======== DATA SECTION

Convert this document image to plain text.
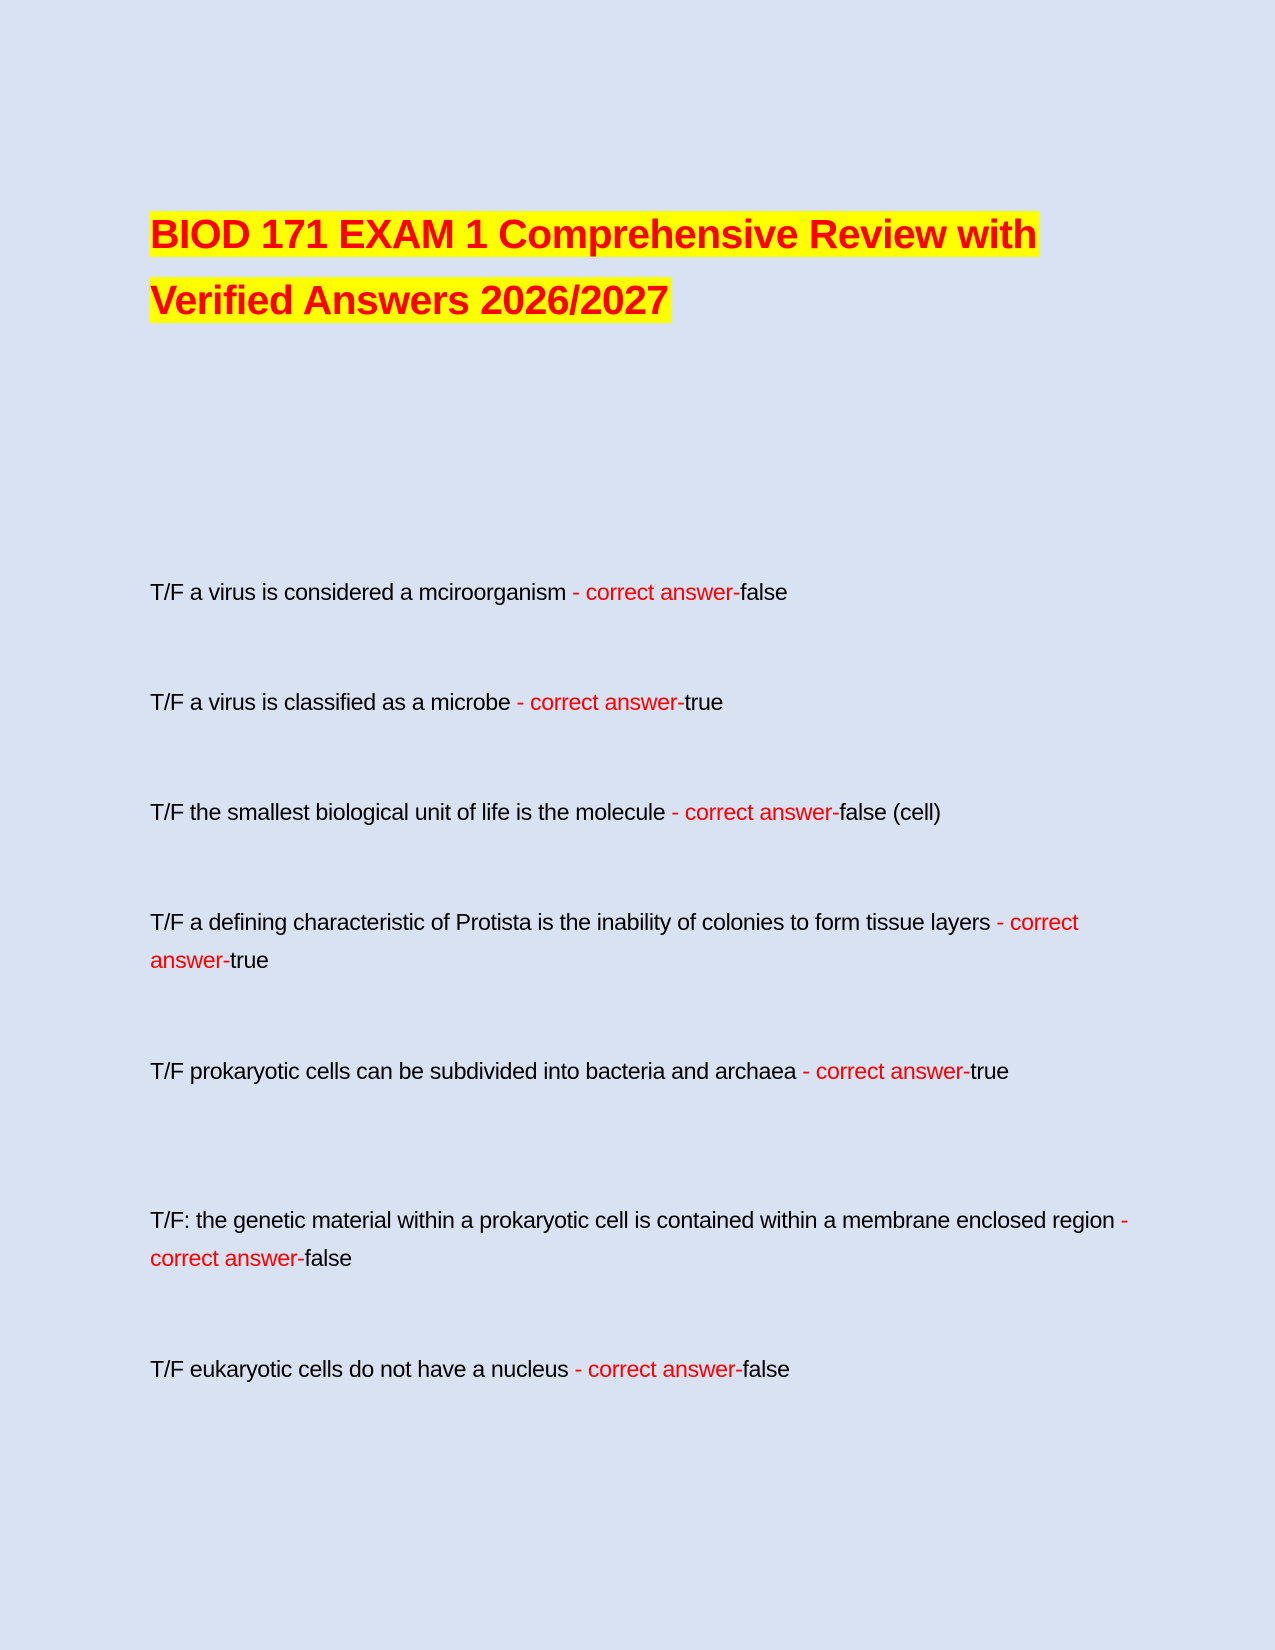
BIOD 171 EXAM 1 Comprehensive Review with Verified Answers 2026/2027

T/F a virus is considered a mciroorganism - correct answer-false

T/F a virus is classified as a microbe - correct answer-true

T/F the smallest biological unit of life is the molecule - correct answer-false (cell)

T/F a defining characteristic of Protista is the inability of colonies to form tissue layers - correct answer-true

T/F prokaryotic cells can be subdivided into bacteria and archaea - correct answer-true

T/F: the genetic material within a prokaryotic cell is contained within a membrane enclosed region - correct answer-false

T/F eukaryotic cells do not have a nucleus - correct answer-false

================

ASSIGNMENT - Every entry must be reproduced exactly, with the images left out.

ANSWER TO THIS EXERCISE -
Convert this document image to plain text.
BIOD 171 EXAM 1 Comprehensive Review with Verified Answers 2026/2027

T/F a virus is considered a mciroorganism - correct answer-false

T/F a virus is classified as a microbe - correct answer-true

T/F the smallest biological unit of life is the molecule - correct answer-false (cell)

T/F a defining characteristic of Protista is the inability of colonies to form tissue layers - correct answer-true

T/F prokaryotic cells can be subdivided into bacteria and archaea - correct answer-true

T/F: the genetic material within a prokaryotic cell is contained within a membrane enclosed region - correct answer-false

T/F eukaryotic cells do not have a nucleus - correct answer-false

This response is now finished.